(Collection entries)
======

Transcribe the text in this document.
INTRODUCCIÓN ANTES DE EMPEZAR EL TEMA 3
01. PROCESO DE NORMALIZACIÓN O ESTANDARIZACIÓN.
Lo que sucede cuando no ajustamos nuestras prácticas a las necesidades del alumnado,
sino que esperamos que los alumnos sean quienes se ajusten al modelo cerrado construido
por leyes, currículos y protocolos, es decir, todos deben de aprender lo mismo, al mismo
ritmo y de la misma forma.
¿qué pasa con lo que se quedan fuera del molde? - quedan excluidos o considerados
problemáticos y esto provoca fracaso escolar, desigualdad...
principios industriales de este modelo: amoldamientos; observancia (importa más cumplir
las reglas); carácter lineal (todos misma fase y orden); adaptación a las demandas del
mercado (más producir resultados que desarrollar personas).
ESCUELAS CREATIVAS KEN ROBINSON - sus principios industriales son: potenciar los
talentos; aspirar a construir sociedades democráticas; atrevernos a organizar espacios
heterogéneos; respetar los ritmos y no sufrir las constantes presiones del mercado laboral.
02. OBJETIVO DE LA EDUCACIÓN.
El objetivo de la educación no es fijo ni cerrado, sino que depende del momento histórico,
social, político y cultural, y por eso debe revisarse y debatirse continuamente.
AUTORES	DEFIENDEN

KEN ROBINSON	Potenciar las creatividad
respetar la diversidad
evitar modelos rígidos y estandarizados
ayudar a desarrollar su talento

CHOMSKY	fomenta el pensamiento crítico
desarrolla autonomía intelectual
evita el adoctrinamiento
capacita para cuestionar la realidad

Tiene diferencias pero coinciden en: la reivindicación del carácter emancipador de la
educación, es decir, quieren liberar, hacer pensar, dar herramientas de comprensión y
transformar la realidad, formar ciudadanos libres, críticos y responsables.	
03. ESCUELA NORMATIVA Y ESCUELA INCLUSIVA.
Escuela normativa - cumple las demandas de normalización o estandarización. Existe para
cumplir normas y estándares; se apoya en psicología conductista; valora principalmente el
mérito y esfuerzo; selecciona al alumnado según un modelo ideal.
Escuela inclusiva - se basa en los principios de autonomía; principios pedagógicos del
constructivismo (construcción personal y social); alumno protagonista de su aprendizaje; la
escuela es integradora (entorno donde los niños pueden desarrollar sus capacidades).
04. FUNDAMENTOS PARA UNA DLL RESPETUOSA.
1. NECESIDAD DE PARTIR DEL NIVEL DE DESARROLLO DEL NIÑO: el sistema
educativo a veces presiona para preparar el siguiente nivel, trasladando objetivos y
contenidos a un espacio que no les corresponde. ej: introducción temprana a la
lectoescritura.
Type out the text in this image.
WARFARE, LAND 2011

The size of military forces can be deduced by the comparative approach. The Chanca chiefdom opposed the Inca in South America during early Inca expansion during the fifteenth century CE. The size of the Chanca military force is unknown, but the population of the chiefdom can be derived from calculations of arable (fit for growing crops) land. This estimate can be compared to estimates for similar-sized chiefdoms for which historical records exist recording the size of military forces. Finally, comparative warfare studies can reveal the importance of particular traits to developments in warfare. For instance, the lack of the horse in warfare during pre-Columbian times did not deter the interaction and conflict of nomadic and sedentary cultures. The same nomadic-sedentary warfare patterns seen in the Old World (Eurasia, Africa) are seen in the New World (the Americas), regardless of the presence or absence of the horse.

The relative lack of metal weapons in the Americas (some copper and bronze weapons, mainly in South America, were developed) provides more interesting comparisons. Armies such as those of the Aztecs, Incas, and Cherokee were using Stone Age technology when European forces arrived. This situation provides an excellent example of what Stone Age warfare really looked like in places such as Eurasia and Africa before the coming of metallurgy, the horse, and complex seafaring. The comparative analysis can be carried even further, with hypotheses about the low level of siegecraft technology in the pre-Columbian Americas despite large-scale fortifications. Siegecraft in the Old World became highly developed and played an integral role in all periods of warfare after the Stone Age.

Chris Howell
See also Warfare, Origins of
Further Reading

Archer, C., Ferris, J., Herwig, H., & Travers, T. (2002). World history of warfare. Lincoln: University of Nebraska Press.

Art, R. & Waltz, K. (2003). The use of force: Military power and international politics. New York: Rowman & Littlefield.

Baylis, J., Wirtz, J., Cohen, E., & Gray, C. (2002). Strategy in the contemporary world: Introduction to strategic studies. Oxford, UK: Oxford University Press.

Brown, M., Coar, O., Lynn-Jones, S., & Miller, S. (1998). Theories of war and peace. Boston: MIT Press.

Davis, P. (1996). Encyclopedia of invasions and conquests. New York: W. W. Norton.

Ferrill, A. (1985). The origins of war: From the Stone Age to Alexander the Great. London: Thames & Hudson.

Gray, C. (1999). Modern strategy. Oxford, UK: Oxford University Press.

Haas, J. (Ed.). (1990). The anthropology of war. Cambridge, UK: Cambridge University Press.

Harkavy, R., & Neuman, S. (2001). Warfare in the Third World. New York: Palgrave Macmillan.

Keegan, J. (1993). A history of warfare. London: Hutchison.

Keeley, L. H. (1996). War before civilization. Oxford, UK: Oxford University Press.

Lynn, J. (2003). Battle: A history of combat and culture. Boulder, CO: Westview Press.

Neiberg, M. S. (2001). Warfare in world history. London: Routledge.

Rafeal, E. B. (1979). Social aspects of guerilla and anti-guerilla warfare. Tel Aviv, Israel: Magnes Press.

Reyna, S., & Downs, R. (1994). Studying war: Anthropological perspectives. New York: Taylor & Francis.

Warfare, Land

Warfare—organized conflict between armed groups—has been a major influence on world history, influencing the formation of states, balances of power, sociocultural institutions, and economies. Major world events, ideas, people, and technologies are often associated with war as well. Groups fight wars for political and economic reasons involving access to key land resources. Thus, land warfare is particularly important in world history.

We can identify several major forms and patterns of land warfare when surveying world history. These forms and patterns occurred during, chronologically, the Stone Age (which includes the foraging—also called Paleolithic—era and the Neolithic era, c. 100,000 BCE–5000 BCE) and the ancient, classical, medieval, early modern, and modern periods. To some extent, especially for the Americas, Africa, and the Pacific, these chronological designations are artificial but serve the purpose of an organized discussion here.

======

- [Work to complete] Using the listing above, work out how many of its lines include "early", and give only the result.

- [Answer to this task] 2